## Task brief
Copy out every line of the records where the string "Dewlap" occurs.

BEGIN Dataset extract

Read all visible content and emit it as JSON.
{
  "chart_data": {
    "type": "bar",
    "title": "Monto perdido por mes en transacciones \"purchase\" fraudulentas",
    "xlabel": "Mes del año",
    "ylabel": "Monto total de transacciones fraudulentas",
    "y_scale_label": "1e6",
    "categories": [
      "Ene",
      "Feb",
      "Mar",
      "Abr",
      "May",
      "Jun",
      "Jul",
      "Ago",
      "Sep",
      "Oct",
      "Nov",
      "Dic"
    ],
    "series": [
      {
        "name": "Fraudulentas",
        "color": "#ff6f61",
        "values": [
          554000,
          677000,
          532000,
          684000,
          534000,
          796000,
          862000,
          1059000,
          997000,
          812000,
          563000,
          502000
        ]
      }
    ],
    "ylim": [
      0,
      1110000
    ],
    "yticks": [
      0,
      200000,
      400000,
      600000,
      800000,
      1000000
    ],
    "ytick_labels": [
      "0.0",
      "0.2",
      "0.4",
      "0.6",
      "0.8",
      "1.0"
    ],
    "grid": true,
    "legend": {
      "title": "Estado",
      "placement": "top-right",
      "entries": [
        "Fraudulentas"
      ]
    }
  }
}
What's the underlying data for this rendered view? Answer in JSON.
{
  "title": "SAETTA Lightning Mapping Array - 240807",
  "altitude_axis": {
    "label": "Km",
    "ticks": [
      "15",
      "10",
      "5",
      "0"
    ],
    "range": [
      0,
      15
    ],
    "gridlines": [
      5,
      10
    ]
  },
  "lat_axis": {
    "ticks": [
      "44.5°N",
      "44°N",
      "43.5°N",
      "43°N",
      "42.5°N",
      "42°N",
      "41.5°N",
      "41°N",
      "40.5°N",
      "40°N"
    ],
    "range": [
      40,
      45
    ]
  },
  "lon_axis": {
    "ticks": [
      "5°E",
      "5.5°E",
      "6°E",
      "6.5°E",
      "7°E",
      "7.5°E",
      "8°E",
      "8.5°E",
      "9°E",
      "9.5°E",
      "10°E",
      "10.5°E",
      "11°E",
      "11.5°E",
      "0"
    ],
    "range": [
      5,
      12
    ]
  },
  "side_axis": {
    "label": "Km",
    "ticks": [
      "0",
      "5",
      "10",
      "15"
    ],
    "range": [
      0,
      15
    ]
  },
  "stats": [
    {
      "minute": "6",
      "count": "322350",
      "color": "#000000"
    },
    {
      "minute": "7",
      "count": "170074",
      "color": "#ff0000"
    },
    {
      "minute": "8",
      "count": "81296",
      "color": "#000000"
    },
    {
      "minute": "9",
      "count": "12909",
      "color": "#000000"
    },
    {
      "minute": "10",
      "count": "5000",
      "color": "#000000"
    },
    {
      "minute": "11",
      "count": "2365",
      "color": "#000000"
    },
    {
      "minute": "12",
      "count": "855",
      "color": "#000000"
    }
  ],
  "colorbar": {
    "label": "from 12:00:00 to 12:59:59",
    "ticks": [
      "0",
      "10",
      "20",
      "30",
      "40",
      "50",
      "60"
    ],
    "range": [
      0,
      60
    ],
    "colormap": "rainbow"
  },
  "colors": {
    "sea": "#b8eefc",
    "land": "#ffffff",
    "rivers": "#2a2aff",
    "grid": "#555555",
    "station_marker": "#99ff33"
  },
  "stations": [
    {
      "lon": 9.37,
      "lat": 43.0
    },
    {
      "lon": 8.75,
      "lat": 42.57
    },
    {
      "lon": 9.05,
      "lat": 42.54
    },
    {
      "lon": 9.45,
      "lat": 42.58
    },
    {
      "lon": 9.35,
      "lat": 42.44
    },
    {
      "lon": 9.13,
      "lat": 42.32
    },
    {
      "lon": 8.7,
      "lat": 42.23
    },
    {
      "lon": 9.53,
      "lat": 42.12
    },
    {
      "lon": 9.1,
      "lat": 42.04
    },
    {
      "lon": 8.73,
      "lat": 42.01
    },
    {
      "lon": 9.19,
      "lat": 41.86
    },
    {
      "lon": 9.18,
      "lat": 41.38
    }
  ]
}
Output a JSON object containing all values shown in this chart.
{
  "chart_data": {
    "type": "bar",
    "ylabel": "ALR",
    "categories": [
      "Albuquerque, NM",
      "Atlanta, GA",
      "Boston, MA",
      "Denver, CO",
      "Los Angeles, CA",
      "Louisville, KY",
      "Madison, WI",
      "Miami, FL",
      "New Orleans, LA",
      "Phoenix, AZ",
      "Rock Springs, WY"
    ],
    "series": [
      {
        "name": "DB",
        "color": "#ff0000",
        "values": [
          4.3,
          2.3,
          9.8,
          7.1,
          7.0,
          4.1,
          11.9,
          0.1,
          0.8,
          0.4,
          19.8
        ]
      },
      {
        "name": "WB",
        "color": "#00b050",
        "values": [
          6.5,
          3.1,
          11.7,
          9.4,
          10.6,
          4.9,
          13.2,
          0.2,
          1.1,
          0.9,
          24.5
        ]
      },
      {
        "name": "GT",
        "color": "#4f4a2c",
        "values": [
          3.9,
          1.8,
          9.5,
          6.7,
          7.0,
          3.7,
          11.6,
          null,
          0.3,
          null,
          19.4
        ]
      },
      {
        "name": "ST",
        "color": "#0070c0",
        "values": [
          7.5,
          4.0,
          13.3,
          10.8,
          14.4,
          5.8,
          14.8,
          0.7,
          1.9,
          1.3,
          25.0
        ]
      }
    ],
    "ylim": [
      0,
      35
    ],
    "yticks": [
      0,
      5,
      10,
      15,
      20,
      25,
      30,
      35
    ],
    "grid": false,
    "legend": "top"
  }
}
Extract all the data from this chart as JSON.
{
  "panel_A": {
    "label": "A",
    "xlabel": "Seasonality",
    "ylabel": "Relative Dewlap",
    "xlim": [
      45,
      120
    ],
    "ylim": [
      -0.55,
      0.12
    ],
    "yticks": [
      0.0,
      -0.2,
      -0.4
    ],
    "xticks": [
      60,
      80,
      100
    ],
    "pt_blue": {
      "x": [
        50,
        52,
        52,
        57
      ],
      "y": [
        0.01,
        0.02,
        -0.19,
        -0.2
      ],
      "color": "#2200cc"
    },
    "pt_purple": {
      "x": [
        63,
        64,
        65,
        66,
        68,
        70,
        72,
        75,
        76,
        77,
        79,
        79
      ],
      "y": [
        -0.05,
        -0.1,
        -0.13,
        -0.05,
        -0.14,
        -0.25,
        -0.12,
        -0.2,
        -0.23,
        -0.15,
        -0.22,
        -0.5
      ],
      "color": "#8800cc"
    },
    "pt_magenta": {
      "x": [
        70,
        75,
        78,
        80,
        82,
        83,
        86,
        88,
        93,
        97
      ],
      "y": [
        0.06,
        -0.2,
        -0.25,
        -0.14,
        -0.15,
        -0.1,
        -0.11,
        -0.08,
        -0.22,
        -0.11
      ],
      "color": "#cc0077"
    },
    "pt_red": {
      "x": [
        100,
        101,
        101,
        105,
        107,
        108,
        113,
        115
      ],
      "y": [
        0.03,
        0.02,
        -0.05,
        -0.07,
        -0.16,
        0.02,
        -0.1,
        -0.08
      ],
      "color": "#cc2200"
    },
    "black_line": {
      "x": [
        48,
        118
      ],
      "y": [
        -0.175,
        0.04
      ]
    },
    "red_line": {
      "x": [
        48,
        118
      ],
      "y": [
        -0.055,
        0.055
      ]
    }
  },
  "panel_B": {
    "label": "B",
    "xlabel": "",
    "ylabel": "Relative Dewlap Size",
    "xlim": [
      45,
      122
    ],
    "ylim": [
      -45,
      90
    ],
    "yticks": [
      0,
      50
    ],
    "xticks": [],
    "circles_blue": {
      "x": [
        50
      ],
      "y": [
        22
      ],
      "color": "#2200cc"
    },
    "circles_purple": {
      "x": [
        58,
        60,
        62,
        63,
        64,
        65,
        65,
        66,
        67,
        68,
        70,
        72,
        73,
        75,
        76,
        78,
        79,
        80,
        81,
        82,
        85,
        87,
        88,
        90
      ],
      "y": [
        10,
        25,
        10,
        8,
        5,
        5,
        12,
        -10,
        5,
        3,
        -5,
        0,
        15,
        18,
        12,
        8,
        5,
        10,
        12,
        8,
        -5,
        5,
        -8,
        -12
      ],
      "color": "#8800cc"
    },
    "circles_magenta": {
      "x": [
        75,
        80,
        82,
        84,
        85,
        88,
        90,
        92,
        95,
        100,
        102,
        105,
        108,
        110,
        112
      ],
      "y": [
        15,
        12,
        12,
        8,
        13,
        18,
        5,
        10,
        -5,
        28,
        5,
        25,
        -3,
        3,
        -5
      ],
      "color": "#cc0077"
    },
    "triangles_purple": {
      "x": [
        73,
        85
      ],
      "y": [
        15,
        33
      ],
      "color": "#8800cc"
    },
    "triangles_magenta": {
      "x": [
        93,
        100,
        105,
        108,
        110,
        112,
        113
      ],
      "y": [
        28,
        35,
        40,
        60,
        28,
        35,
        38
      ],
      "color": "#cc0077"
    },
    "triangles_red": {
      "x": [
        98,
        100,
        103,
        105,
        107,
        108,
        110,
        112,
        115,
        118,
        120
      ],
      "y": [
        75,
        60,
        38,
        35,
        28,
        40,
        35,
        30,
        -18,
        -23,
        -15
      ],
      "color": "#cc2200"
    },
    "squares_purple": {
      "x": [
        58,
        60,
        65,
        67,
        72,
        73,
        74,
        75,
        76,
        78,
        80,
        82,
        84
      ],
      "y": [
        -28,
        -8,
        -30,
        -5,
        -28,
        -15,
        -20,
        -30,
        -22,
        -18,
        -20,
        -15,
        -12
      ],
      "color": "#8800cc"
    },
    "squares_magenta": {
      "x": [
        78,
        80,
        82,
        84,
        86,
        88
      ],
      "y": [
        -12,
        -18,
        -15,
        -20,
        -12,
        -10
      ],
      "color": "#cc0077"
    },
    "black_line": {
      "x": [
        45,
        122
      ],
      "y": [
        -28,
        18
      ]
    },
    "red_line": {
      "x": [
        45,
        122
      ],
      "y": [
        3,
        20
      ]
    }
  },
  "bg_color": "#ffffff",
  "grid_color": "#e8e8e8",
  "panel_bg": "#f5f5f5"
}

END Dataset extract

## Exercise response
    "ylabel": "Relative Dewlap",
    "ylabel": "Relative Dewlap Size",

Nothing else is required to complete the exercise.